- _DATA FOR THIS TASK_
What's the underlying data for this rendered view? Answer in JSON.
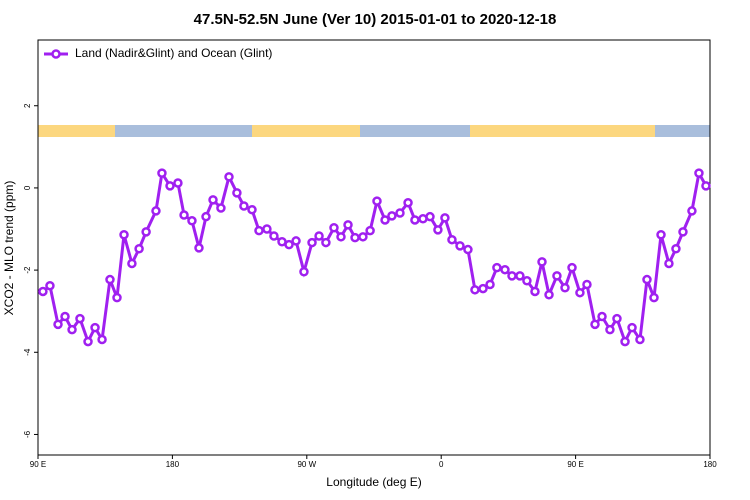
{
  "chart_data": {
    "type": "line",
    "title": "47.5N-52.5N June (Ver 10)   2015-01-01 to 2020-12-18",
    "xlabel": "Longitude (deg E)",
    "ylabel": "XCO2 - MLO trend (ppm)",
    "xlim": [
      90,
      540
    ],
    "ylim": [
      -6.5,
      3.6
    ],
    "xticks": [
      {
        "value": 90,
        "label": "90 E"
      },
      180,
      {
        "value": 270,
        "label": "90 W"
      },
      {
        "value": 360,
        "label": "0"
      },
      {
        "value": 450,
        "label": "90 E"
      },
      {
        "value": 540,
        "label": "180"
      }
    ],
    "yticks": [
      -6,
      -4,
      -2,
      0,
      2
    ],
    "legend": "top-left",
    "x": [
      93.3,
      98.0,
      103.4,
      108.1,
      112.8,
      118.1,
      123.5,
      128.2,
      132.9,
      138.2,
      142.9,
      147.6,
      152.9,
      157.7,
      162.4,
      169.0,
      173.0,
      178.4,
      183.7,
      187.8,
      193.1,
      197.8,
      202.5,
      207.2,
      212.5,
      217.9,
      223.2,
      227.9,
      233.3,
      238.0,
      243.3,
      248.0,
      253.4,
      258.1,
      262.8,
      268.1,
      273.5,
      278.2,
      282.8,
      288.2,
      292.9,
      297.6,
      302.3,
      307.6,
      312.4,
      317.0,
      322.4,
      327.0,
      332.4,
      337.8,
      342.4,
      347.8,
      352.5,
      357.8,
      362.5,
      367.2,
      372.6,
      377.9,
      382.6,
      388.0,
      392.7,
      397.3,
      402.7,
      407.4,
      412.7,
      417.4,
      422.8,
      427.5,
      432.2,
      437.5,
      442.9,
      447.6,
      452.9,
      457.6,
      463.0,
      467.7,
      473.0,
      477.7,
      483.1,
      487.8,
      493.1,
      497.8,
      502.5,
      507.2,
      512.5,
      517.2,
      521.9,
      527.9,
      532.6,
      537.3
    ],
    "series": [
      {
        "name": "Land (Nadir&Glint) and Ocean (Glint)",
        "color": "#a020f0",
        "values": [
          -2.52,
          -2.38,
          -3.32,
          -3.13,
          -3.45,
          -3.18,
          -3.74,
          -3.4,
          -3.69,
          -2.23,
          -2.67,
          -1.14,
          -1.84,
          -1.48,
          -1.07,
          -0.56,
          0.36,
          0.05,
          0.12,
          -0.66,
          -0.8,
          -1.46,
          -0.7,
          -0.29,
          -0.49,
          0.27,
          -0.12,
          -0.44,
          -0.53,
          -1.04,
          -1.0,
          -1.17,
          -1.31,
          -1.38,
          -1.29,
          -2.04,
          -1.33,
          -1.17,
          -1.33,
          -0.97,
          -1.19,
          -0.9,
          -1.21,
          -1.19,
          -1.04,
          -0.32,
          -0.78,
          -0.68,
          -0.61,
          -0.36,
          -0.78,
          -0.75,
          -0.7,
          -1.02,
          -0.73,
          -1.26,
          -1.41,
          -1.5,
          -2.48,
          -2.45,
          -2.35,
          -1.94,
          -1.99,
          -2.14,
          -2.14,
          -2.26,
          -2.52,
          -1.8,
          -2.6,
          -2.14,
          -2.43,
          -1.94,
          -2.55,
          -2.35,
          -3.32,
          -3.13,
          -3.45,
          -3.18,
          -3.74,
          -3.4,
          -3.69,
          -2.23,
          -2.67,
          -1.14,
          -1.84,
          -1.48,
          -1.07,
          -0.56,
          0.36,
          0.05
        ]
      }
    ]
  }
}
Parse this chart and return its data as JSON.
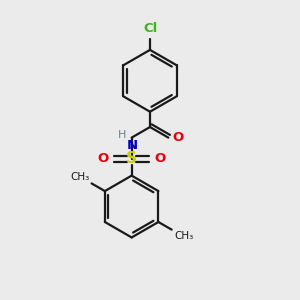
{
  "bg": "#ebebeb",
  "bc": "#1a1a1a",
  "cl_color": "#3cb521",
  "o_color": "#e8000d",
  "n_color": "#0000cd",
  "s_color": "#cccc00",
  "h_color": "#708090",
  "lw": 1.6,
  "dbo": 0.12,
  "ring_r": 1.05,
  "figsize": [
    3.0,
    3.0
  ],
  "dpi": 100,
  "xlim": [
    0,
    10
  ],
  "ylim": [
    0,
    10
  ]
}
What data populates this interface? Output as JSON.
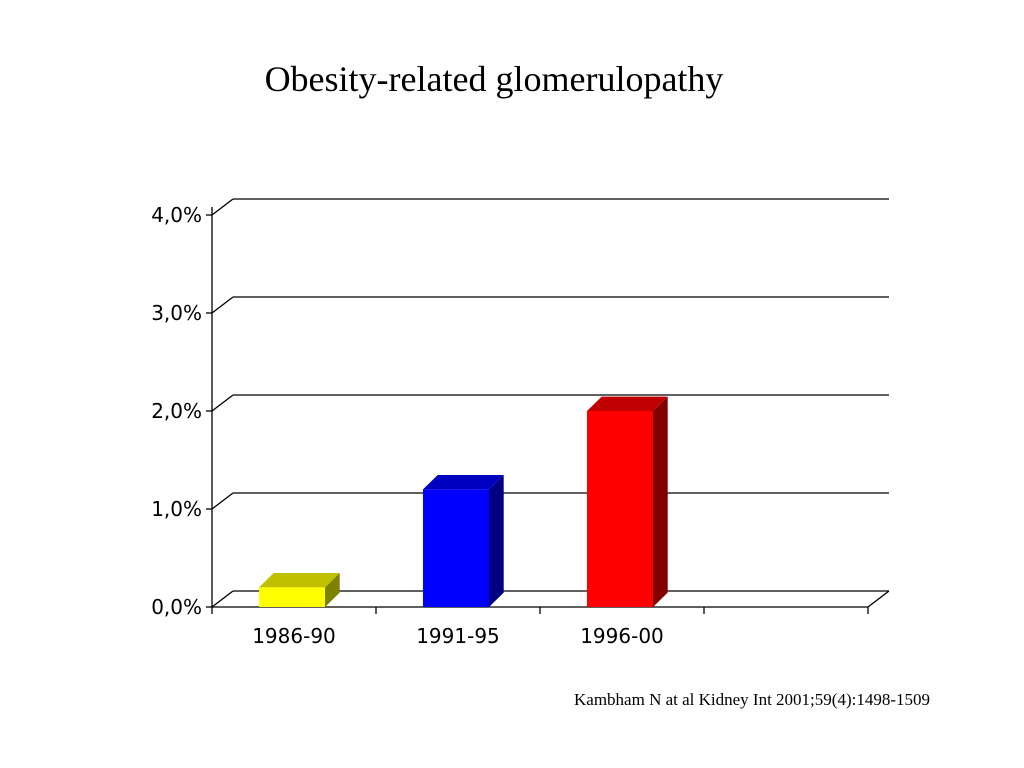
{
  "chart_data": {
    "type": "bar",
    "title": "Obesity-related glomerulopathy",
    "categories": [
      "1986-90",
      "1991-95",
      "1996-00"
    ],
    "values": [
      0.2,
      1.2,
      2.0
    ],
    "ylim": [
      0,
      4
    ],
    "y_ticks": [
      0,
      1,
      2,
      3,
      4
    ],
    "y_tick_labels": [
      "0,0%",
      "1,0%",
      "2,0%",
      "3,0%",
      "4,0%"
    ],
    "xlabel": "",
    "ylabel": "",
    "grid": true,
    "colors": [
      {
        "front": "#ffff00",
        "top": "#c0c000",
        "side": "#808000"
      },
      {
        "front": "#0000ff",
        "top": "#0000c0",
        "side": "#000080"
      },
      {
        "front": "#ff0000",
        "top": "#c00000",
        "side": "#800000"
      }
    ]
  },
  "citation": "Kambham N at al Kidney Int 2001;59(4):1498-1509"
}
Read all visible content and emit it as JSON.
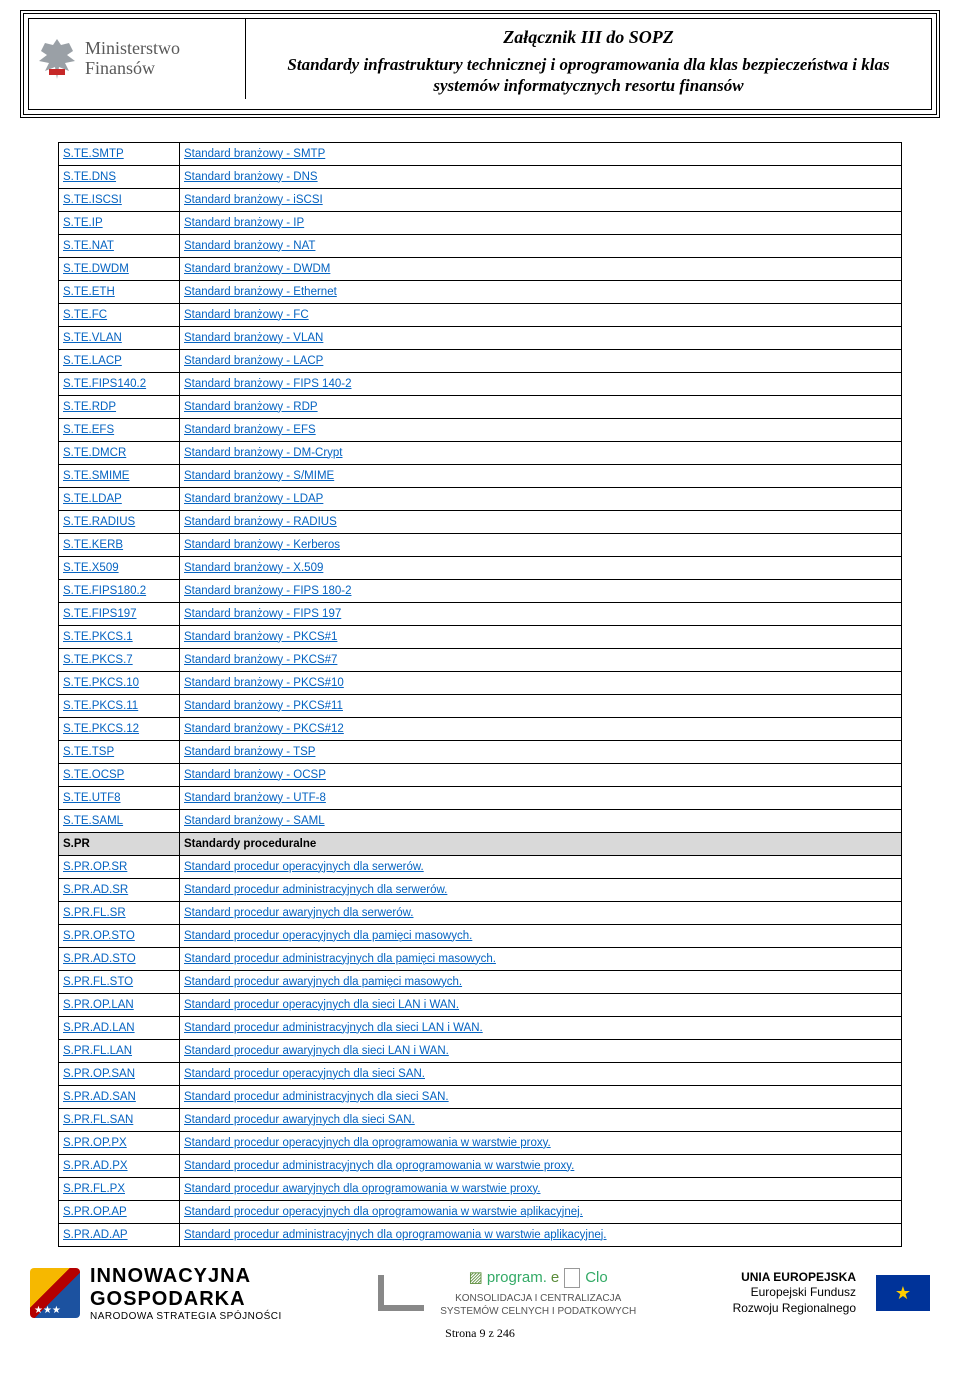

- _DESCRIPTION OF THE TASK_
Show all lines in the entries above where the string "side" appears.

- _RIGHT ANSWER_
        "side": "#808000"
        "side": "#000080"
        "side": "#800000"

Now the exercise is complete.